▶ **DATA EXTRACT**
-- Begin --
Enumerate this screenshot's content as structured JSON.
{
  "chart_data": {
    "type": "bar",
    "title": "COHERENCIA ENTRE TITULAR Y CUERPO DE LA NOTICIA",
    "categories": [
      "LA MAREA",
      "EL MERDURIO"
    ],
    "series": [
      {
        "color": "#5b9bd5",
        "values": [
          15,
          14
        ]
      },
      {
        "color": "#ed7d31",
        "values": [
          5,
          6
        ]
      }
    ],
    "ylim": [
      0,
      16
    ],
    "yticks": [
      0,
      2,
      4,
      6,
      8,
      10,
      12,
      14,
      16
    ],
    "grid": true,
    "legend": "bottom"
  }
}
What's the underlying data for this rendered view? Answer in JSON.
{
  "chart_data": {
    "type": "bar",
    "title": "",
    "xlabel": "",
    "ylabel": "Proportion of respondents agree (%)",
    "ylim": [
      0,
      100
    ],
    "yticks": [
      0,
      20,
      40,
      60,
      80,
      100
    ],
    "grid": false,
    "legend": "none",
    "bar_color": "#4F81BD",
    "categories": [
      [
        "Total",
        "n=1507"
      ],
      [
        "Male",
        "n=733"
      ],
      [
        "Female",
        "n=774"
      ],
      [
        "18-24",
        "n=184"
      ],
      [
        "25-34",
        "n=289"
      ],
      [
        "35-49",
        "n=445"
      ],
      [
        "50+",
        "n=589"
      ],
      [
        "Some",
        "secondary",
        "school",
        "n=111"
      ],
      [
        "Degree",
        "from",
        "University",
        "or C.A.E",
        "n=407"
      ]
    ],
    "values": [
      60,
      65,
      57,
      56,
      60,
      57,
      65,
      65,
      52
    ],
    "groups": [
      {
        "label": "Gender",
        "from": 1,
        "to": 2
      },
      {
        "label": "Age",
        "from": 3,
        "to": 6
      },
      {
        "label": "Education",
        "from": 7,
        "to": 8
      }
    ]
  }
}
-- End --
▶ **YOUR TASK**
Could you reproduce every record above exactly as it appears?

▶ **REPLY**
Enumerate this screenshot's content as structured JSON.
{
  "chart_data": {
    "type": "bar",
    "title": "COHERENCIA ENTRE TITULAR Y CUERPO DE LA NOTICIA",
    "categories": [
      "LA MAREA",
      "EL MERDURIO"
    ],
    "series": [
      {
        "color": "#5b9bd5",
        "values": [
          15,
          14
        ]
      },
      {
        "color": "#ed7d31",
        "values": [
          5,
          6
        ]
      }
    ],
    "ylim": [
      0,
      16
    ],
    "yticks": [
      0,
      2,
      4,
      6,
      8,
      10,
      12,
      14,
      16
    ],
    "grid": true,
    "legend": "bottom"
  }
}
What's the underlying data for this rendered view? Answer in JSON.
{
  "chart_data": {
    "type": "bar",
    "title": "",
    "xlabel": "",
    "ylabel": "Proportion of respondents agree (%)",
    "ylim": [
      0,
      100
    ],
    "yticks": [
      0,
      20,
      40,
      60,
      80,
      100
    ],
    "grid": false,
    "legend": "none",
    "bar_color": "#4F81BD",
    "categories": [
      [
        "Total",
        "n=1507"
      ],
      [
        "Male",
        "n=733"
      ],
      [
        "Female",
        "n=774"
      ],
      [
        "18-24",
        "n=184"
      ],
      [
        "25-34",
        "n=289"
      ],
      [
        "35-49",
        "n=445"
      ],
      [
        "50+",
        "n=589"
      ],
      [
        "Some",
        "secondary",
        "school",
        "n=111"
      ],
      [
        "Degree",
        "from",
        "University",
        "or C.A.E",
        "n=407"
      ]
    ],
    "values": [
      60,
      65,
      57,
      56,
      60,
      57,
      65,
      65,
      52
    ],
    "groups": [
      {
        "label": "Gender",
        "from": 1,
        "to": 2
      },
      {
        "label": "Age",
        "from": 3,
        "to": 6
      },
      {
        "label": "Education",
        "from": 7,
        "to": 8
      }
    ]
  }
}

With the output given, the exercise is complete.